_Data excerpts_:
※ ※ ※

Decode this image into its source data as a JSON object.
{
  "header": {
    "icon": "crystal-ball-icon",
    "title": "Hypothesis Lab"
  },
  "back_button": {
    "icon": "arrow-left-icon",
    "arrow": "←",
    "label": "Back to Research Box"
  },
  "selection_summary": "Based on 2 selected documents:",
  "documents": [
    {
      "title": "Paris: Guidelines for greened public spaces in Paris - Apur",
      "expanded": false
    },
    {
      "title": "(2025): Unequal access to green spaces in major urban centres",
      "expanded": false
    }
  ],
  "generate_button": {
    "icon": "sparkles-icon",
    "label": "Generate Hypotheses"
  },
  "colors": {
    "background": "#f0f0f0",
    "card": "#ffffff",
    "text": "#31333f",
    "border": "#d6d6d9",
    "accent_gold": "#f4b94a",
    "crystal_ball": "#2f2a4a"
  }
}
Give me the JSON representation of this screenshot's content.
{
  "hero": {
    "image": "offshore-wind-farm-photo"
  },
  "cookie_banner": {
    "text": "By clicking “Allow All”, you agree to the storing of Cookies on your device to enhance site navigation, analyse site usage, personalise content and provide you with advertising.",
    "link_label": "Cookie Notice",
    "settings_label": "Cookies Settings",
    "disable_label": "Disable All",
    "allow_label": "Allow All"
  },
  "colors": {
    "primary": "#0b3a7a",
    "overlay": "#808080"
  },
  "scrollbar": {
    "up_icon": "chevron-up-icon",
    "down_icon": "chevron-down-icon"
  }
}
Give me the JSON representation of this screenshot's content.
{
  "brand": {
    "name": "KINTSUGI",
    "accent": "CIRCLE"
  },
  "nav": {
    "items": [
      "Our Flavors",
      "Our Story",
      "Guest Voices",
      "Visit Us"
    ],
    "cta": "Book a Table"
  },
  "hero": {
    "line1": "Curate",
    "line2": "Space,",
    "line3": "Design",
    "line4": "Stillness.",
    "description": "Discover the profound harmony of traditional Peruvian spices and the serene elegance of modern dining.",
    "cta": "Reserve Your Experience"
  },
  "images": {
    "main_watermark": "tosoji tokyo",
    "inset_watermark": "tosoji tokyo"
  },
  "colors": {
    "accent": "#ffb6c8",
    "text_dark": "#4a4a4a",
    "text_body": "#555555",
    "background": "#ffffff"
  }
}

※ ※ ※

_Requirement_: Each line with the string "background" in it needs to be found and copied.

_Expected answer_:
    "background": "#f0f0f0",
    "background": "#ffffff"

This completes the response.